Task description:
Check every line of the entries for "screenshot", and copy the lines that hold it.

Entries:

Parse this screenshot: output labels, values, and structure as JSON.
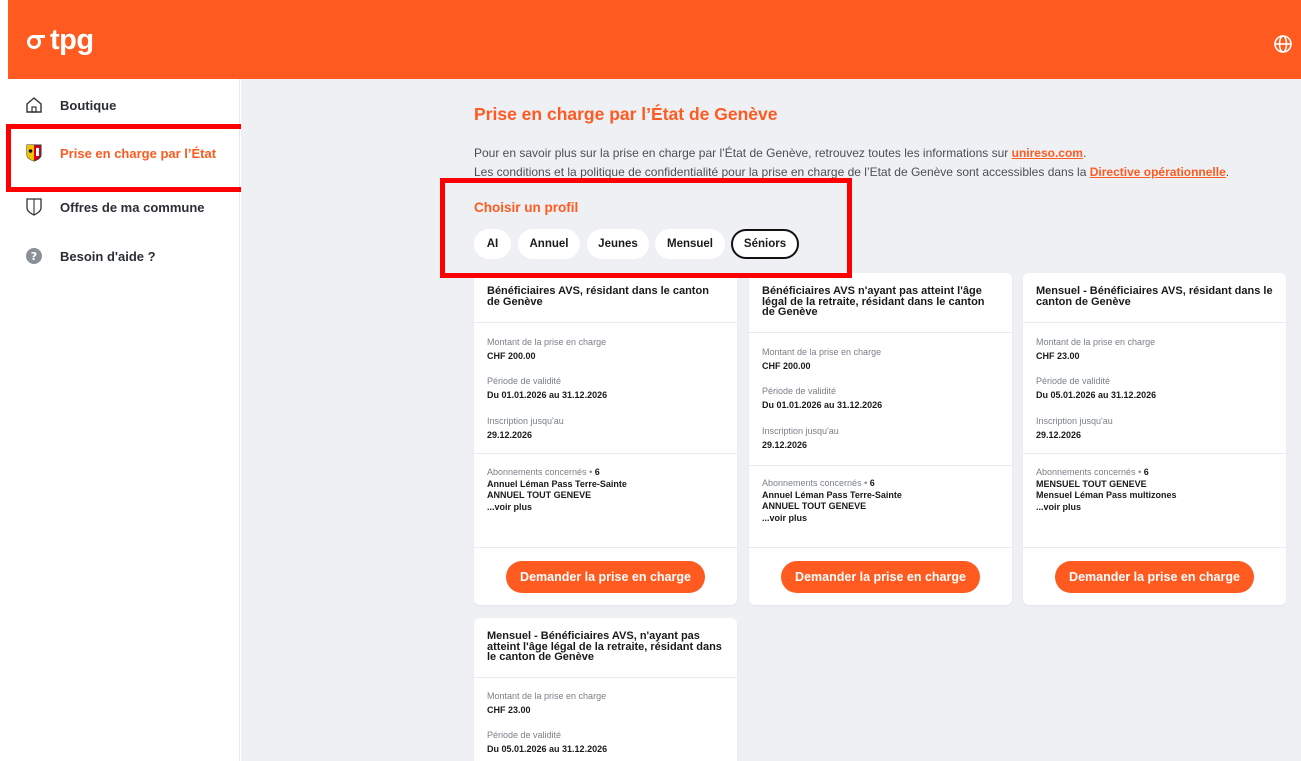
{
  "header": {
    "logo": "tpg",
    "language_icon": "globe-icon"
  },
  "sidebar": {
    "items": [
      {
        "label": "Boutique",
        "icon": "home-icon"
      },
      {
        "label": "Prise en charge par l’État",
        "icon": "geneva-crest-icon"
      },
      {
        "label": "Offres de ma commune",
        "icon": "shield-icon"
      },
      {
        "label": "Besoin d'aide ?",
        "icon": "help-icon"
      }
    ]
  },
  "main": {
    "title": "Prise en charge par l’État de Genève",
    "intro_line1_text": "Pour en savoir plus sur la prise en charge par l’État de Genève, retrouvez toutes les informations sur ",
    "intro_line1_link": "unireso.com",
    "intro_line1_end": ".",
    "intro_line2_text": "Les conditions et la politique de confidentialité pour la prise en charge de l’Etat de Genève sont accessibles dans la ",
    "intro_line2_link": "Directive opérationnelle",
    "intro_line2_end": ".",
    "profile_title": "Choisir un profil",
    "profiles": [
      "AI",
      "Annuel",
      "Jeunes",
      "Mensuel",
      "Séniors"
    ],
    "selected_profile": "Séniors"
  },
  "cards": [
    {
      "title": "Bénéficiaires AVS, résidant dans le canton de Genève",
      "amount_label": "Montant de la prise en charge",
      "amount": "CHF 200.00",
      "validity_label": "Période de validité",
      "validity": "Du 01.01.2026 au 31.12.2026",
      "signup_label": "Inscription jusqu'au",
      "signup": "29.12.2026",
      "subs_label": "Abonnements concernés • ",
      "subs_count": "6",
      "subs": [
        "Annuel Léman Pass Terre-Sainte",
        "ANNUEL TOUT GENEVE"
      ],
      "more": "...voir plus",
      "button": "Demander la prise en charge"
    },
    {
      "title": "Bénéficiaires AVS n'ayant pas atteint l'âge légal de la retraite, résidant dans le canton de Genève",
      "amount_label": "Montant de la prise en charge",
      "amount": "CHF 200.00",
      "validity_label": "Période de validité",
      "validity": "Du 01.01.2026 au 31.12.2026",
      "signup_label": "Inscription jusqu'au",
      "signup": "29.12.2026",
      "subs_label": "Abonnements concernés • ",
      "subs_count": "6",
      "subs": [
        "Annuel Léman Pass Terre-Sainte",
        "ANNUEL TOUT GENEVE"
      ],
      "more": "...voir plus",
      "button": "Demander la prise en charge"
    },
    {
      "title": "Mensuel - Bénéficiaires AVS, résidant dans le canton de Genève",
      "amount_label": "Montant de la prise en charge",
      "amount": "CHF 23.00",
      "validity_label": "Période de validité",
      "validity": "Du 05.01.2026 au 31.12.2026",
      "signup_label": "Inscription jusqu'au",
      "signup": "29.12.2026",
      "subs_label": "Abonnements concernés • ",
      "subs_count": "6",
      "subs": [
        "MENSUEL TOUT GENEVE",
        "Mensuel Léman Pass multizones"
      ],
      "more": "...voir plus",
      "button": "Demander la prise en charge"
    },
    {
      "title": "Mensuel - Bénéficiaires AVS, n'ayant pas atteint l'âge légal de la retraite, résidant dans le canton de Genève",
      "amount_label": "Montant de la prise en charge",
      "amount": "CHF 23.00",
      "validity_label": "Période de validité",
      "validity": "Du 05.01.2026 au 31.12.2026"
    }
  ],
  "colors": {
    "brand": "#ff5a1f",
    "highlight": "#ff0000",
    "background": "#eef0f4"
  }
}
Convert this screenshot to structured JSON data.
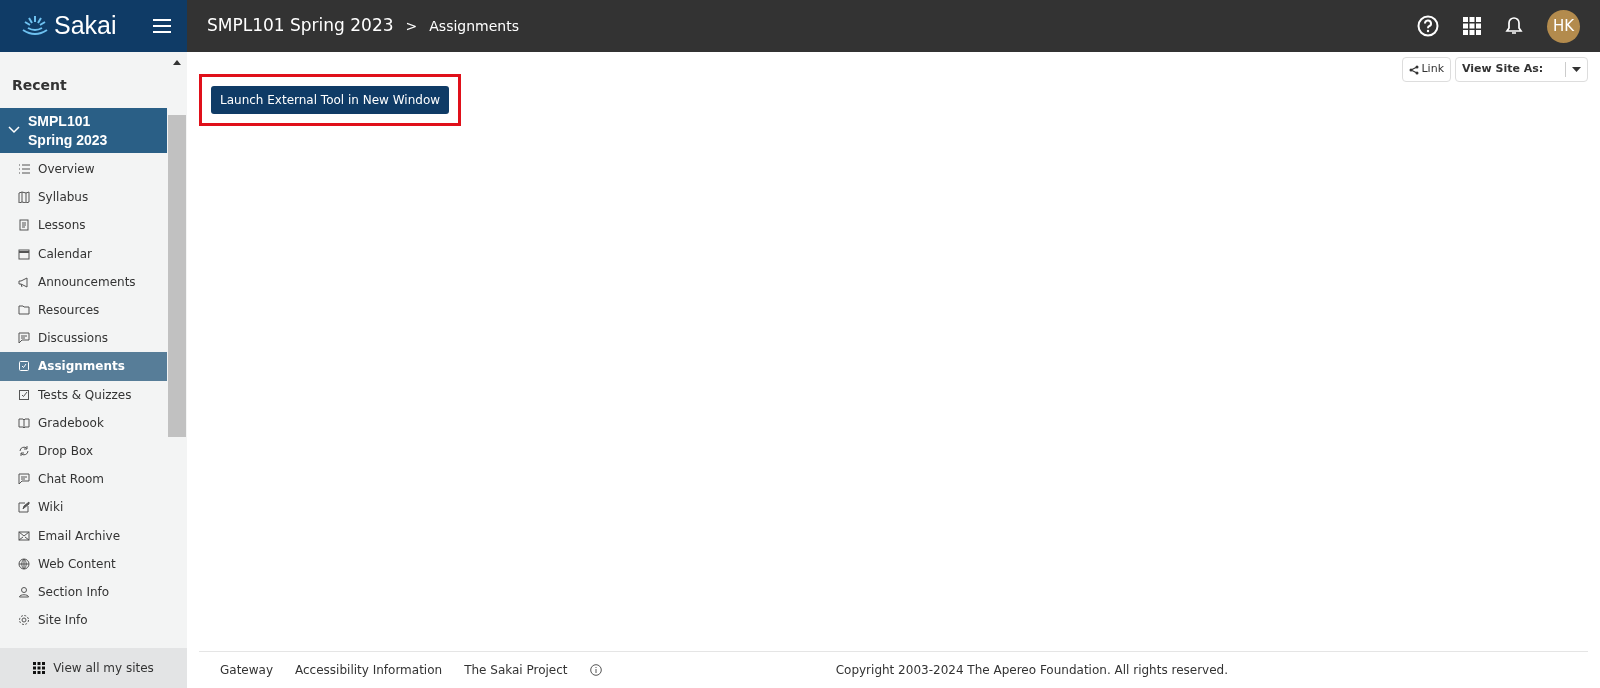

Answer in full:
Parse this screenshot: output labels, values, and structure as JSON.
Convert this screenshot to structured JSON data.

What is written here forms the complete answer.